**Exercise objective:** Copy everything in the listing below word for word, apart from any images.

**Dataset:**
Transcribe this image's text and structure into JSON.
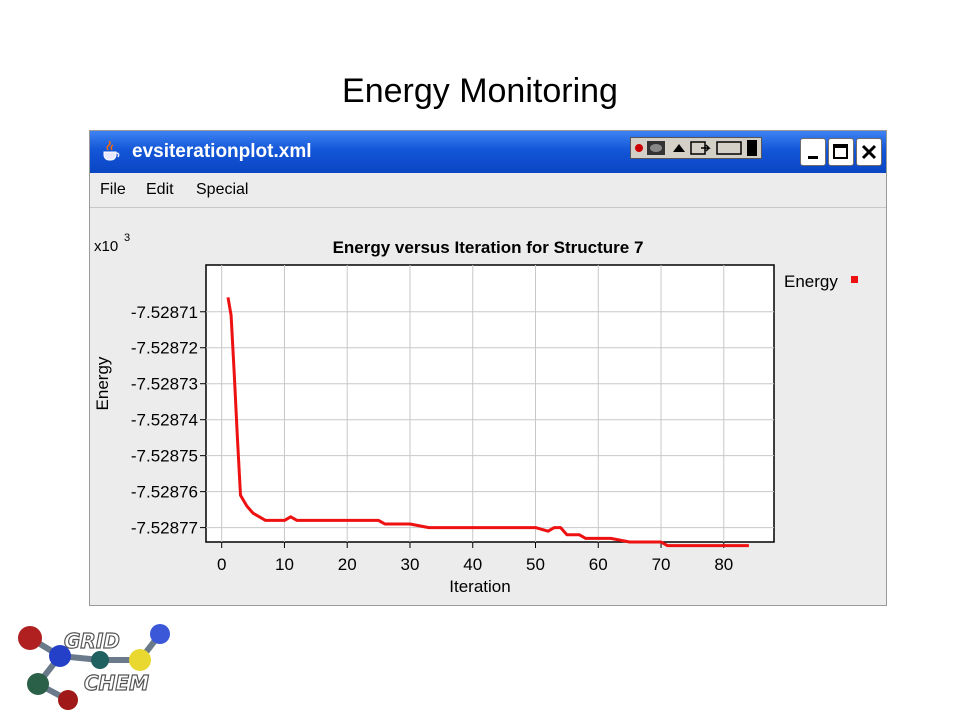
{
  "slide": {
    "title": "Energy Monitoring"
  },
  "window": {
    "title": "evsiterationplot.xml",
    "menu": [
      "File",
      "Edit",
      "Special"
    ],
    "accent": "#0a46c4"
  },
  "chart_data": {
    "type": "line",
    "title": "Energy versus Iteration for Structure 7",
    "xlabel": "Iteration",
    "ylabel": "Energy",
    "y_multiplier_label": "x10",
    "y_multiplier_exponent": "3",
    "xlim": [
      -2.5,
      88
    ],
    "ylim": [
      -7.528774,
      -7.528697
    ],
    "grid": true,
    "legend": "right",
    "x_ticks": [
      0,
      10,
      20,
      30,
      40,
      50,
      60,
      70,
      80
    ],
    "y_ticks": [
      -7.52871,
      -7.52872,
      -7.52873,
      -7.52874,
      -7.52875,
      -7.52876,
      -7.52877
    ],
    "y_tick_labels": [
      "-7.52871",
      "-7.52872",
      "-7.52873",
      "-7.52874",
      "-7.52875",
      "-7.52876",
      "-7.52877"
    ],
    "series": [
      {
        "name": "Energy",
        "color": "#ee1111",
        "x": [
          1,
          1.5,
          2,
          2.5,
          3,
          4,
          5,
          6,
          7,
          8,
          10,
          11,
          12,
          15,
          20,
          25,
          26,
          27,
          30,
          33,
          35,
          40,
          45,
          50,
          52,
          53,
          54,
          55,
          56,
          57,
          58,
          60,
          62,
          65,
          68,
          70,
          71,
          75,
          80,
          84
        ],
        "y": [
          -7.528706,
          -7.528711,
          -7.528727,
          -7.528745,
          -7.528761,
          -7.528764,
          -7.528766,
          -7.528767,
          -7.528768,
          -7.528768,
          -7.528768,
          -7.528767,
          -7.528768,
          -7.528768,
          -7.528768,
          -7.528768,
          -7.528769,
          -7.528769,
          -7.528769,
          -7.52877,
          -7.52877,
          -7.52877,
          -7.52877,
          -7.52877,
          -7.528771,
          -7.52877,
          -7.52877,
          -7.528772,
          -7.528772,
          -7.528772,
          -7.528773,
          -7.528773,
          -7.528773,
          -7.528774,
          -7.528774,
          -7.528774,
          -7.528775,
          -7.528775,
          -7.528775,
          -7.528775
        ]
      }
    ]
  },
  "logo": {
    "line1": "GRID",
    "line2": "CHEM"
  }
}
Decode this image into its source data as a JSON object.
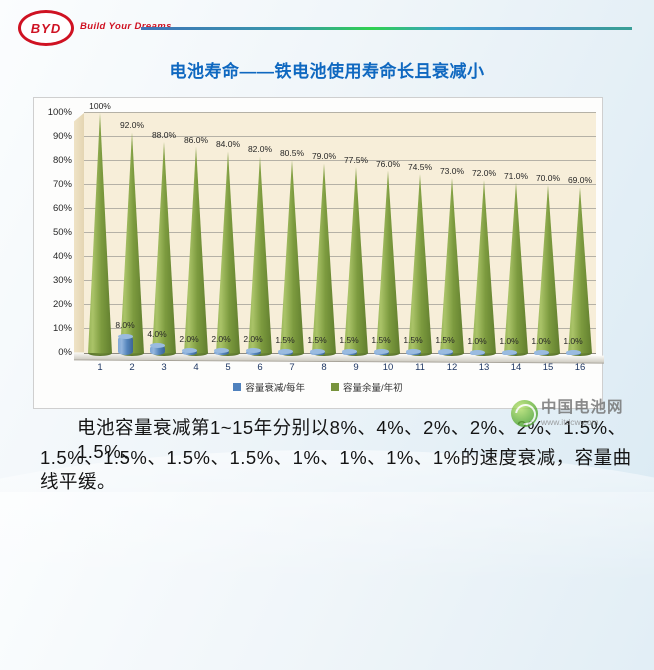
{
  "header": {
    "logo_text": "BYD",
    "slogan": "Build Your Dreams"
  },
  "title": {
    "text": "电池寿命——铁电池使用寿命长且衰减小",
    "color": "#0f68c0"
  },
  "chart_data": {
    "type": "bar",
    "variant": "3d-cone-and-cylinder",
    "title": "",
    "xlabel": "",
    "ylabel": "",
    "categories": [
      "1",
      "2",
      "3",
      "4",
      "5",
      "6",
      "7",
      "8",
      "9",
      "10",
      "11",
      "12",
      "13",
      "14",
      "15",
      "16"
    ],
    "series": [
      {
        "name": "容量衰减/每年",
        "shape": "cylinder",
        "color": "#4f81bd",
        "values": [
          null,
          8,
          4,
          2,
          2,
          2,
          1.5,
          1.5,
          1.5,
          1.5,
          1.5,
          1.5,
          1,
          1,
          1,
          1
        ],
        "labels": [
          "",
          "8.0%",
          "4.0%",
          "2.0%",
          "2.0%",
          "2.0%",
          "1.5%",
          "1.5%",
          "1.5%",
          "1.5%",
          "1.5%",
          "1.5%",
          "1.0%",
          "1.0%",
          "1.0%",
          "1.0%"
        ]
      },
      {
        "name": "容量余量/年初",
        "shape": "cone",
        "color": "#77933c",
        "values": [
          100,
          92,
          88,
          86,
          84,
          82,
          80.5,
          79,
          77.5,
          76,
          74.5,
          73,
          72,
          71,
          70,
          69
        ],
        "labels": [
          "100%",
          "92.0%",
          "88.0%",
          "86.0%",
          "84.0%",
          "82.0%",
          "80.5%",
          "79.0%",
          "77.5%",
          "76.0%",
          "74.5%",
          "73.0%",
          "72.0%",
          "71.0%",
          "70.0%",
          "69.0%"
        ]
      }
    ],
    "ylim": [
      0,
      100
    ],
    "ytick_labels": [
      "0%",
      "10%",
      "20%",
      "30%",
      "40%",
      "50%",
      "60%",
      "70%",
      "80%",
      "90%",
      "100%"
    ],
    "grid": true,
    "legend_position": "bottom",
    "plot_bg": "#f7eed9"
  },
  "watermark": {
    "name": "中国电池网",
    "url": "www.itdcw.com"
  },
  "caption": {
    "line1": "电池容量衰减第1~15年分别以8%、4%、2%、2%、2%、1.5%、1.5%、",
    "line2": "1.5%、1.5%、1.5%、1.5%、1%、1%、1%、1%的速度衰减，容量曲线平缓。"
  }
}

**Written answer:**
Transcribe this image's text and structure into JSON.
{
  "slide": {
    "title": "Energy Monitoring"
  },
  "window": {
    "title": "evsiterationplot.xml",
    "menu": [
      "File",
      "Edit",
      "Special"
    ],
    "accent": "#0a46c4"
  },
  "chart_data": {
    "type": "line",
    "title": "Energy versus Iteration for Structure 7",
    "xlabel": "Iteration",
    "ylabel": "Energy",
    "y_multiplier_label": "x10",
    "y_multiplier_exponent": "3",
    "xlim": [
      -2.5,
      88
    ],
    "ylim": [
      -7.528774,
      -7.528697
    ],
    "grid": true,
    "legend": "right",
    "x_ticks": [
      0,
      10,
      20,
      30,
      40,
      50,
      60,
      70,
      80
    ],
    "y_ticks": [
      -7.52871,
      -7.52872,
      -7.52873,
      -7.52874,
      -7.52875,
      -7.52876,
      -7.52877
    ],
    "y_tick_labels": [
      "-7.52871",
      "-7.52872",
      "-7.52873",
      "-7.52874",
      "-7.52875",
      "-7.52876",
      "-7.52877"
    ],
    "series": [
      {
        "name": "Energy",
        "color": "#ee1111",
        "x": [
          1,
          1.5,
          2,
          2.5,
          3,
          4,
          5,
          6,
          7,
          8,
          10,
          11,
          12,
          15,
          20,
          25,
          26,
          27,
          30,
          33,
          35,
          40,
          45,
          50,
          52,
          53,
          54,
          55,
          56,
          57,
          58,
          60,
          62,
          65,
          68,
          70,
          71,
          75,
          80,
          84
        ],
        "y": [
          -7.528706,
          -7.528711,
          -7.528727,
          -7.528745,
          -7.528761,
          -7.528764,
          -7.528766,
          -7.528767,
          -7.528768,
          -7.528768,
          -7.528768,
          -7.528767,
          -7.528768,
          -7.528768,
          -7.528768,
          -7.528768,
          -7.528769,
          -7.528769,
          -7.528769,
          -7.52877,
          -7.52877,
          -7.52877,
          -7.52877,
          -7.52877,
          -7.528771,
          -7.52877,
          -7.52877,
          -7.528772,
          -7.528772,
          -7.528772,
          -7.528773,
          -7.528773,
          -7.528773,
          -7.528774,
          -7.528774,
          -7.528774,
          -7.528775,
          -7.528775,
          -7.528775,
          -7.528775
        ]
      }
    ]
  },
  "logo": {
    "line1": "GRID",
    "line2": "CHEM"
  }
}
Decode this image into its source data as a JSON object.
{
  "header": {
    "logo_text": "BYD",
    "slogan": "Build Your Dreams"
  },
  "title": {
    "text": "电池寿命——铁电池使用寿命长且衰减小",
    "color": "#0f68c0"
  },
  "chart_data": {
    "type": "bar",
    "variant": "3d-cone-and-cylinder",
    "title": "",
    "xlabel": "",
    "ylabel": "",
    "categories": [
      "1",
      "2",
      "3",
      "4",
      "5",
      "6",
      "7",
      "8",
      "9",
      "10",
      "11",
      "12",
      "13",
      "14",
      "15",
      "16"
    ],
    "series": [
      {
        "name": "容量衰减/每年",
        "shape": "cylinder",
        "color": "#4f81bd",
        "values": [
          null,
          8,
          4,
          2,
          2,
          2,
          1.5,
          1.5,
          1.5,
          1.5,
          1.5,
          1.5,
          1,
          1,
          1,
          1
        ],
        "labels": [
          "",
          "8.0%",
          "4.0%",
          "2.0%",
          "2.0%",
          "2.0%",
          "1.5%",
          "1.5%",
          "1.5%",
          "1.5%",
          "1.5%",
          "1.5%",
          "1.0%",
          "1.0%",
          "1.0%",
          "1.0%"
        ]
      },
      {
        "name": "容量余量/年初",
        "shape": "cone",
        "color": "#77933c",
        "values": [
          100,
          92,
          88,
          86,
          84,
          82,
          80.5,
          79,
          77.5,
          76,
          74.5,
          73,
          72,
          71,
          70,
          69
        ],
        "labels": [
          "100%",
          "92.0%",
          "88.0%",
          "86.0%",
          "84.0%",
          "82.0%",
          "80.5%",
          "79.0%",
          "77.5%",
          "76.0%",
          "74.5%",
          "73.0%",
          "72.0%",
          "71.0%",
          "70.0%",
          "69.0%"
        ]
      }
    ],
    "ylim": [
      0,
      100
    ],
    "ytick_labels": [
      "0%",
      "10%",
      "20%",
      "30%",
      "40%",
      "50%",
      "60%",
      "70%",
      "80%",
      "90%",
      "100%"
    ],
    "grid": true,
    "legend_position": "bottom",
    "plot_bg": "#f7eed9"
  },
  "watermark": {
    "name": "中国电池网",
    "url": "www.itdcw.com"
  },
  "caption": {
    "line1": "电池容量衰减第1~15年分别以8%、4%、2%、2%、2%、1.5%、1.5%、",
    "line2": "1.5%、1.5%、1.5%、1.5%、1%、1%、1%、1%的速度衰减，容量曲线平缓。"
  }
}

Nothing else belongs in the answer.